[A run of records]
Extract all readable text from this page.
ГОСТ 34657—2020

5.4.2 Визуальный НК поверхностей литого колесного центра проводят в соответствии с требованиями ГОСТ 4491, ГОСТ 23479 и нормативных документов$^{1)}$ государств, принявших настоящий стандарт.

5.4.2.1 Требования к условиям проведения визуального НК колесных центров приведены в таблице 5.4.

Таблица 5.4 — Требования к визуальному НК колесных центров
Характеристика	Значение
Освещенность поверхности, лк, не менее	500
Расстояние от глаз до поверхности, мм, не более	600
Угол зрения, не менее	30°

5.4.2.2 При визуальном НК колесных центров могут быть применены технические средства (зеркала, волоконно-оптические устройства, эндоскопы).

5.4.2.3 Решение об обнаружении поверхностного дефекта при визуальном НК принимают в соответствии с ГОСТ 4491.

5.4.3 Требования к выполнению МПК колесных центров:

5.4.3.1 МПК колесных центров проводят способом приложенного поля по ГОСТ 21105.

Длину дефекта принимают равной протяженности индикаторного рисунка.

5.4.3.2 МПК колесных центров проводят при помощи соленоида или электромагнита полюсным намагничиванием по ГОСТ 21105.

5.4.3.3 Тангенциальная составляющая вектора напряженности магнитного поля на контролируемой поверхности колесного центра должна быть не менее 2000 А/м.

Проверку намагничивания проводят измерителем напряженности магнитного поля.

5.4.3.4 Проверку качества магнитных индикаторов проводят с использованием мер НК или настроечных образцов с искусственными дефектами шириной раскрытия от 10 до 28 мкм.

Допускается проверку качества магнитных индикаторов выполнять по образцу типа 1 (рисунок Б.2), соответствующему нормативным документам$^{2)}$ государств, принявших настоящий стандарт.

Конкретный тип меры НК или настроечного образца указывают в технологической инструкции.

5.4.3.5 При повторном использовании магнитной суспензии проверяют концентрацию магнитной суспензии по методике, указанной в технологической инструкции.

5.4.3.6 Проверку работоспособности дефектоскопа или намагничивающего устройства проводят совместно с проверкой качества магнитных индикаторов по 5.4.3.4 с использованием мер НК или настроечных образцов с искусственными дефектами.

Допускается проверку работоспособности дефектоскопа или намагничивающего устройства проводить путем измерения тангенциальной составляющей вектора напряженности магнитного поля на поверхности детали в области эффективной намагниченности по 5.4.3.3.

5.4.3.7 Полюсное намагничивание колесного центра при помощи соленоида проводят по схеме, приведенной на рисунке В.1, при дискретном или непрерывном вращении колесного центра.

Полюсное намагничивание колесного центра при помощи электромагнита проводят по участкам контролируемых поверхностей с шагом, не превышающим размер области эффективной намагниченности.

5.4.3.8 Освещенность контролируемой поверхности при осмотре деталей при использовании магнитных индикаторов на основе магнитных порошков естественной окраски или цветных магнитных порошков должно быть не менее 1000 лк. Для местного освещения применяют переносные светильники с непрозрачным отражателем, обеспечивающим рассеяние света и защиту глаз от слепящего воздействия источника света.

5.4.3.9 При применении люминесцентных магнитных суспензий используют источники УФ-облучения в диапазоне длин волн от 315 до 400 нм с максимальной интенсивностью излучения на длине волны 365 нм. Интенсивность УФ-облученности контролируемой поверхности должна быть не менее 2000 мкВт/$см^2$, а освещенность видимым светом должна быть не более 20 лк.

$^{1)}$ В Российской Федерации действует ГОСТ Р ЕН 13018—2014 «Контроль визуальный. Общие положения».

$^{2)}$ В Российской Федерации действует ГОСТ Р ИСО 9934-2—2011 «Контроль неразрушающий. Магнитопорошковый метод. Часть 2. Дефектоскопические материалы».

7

> Task goal
Go through the records and show every line with the string "Полюсное" in it.

> Final result
5.4.3.7 Полюсное намагничивание колесного центра при помощи соленоида проводят по схеме, приведенной на рисунке В.1, при дискретном или непрерывном вращении колесного центра.
Полюсное намагничивание колесного центра при помощи электромагнита проводят по участкам контролируемых поверхностей с шагом, не превышающим размер области эффективной намагниченности.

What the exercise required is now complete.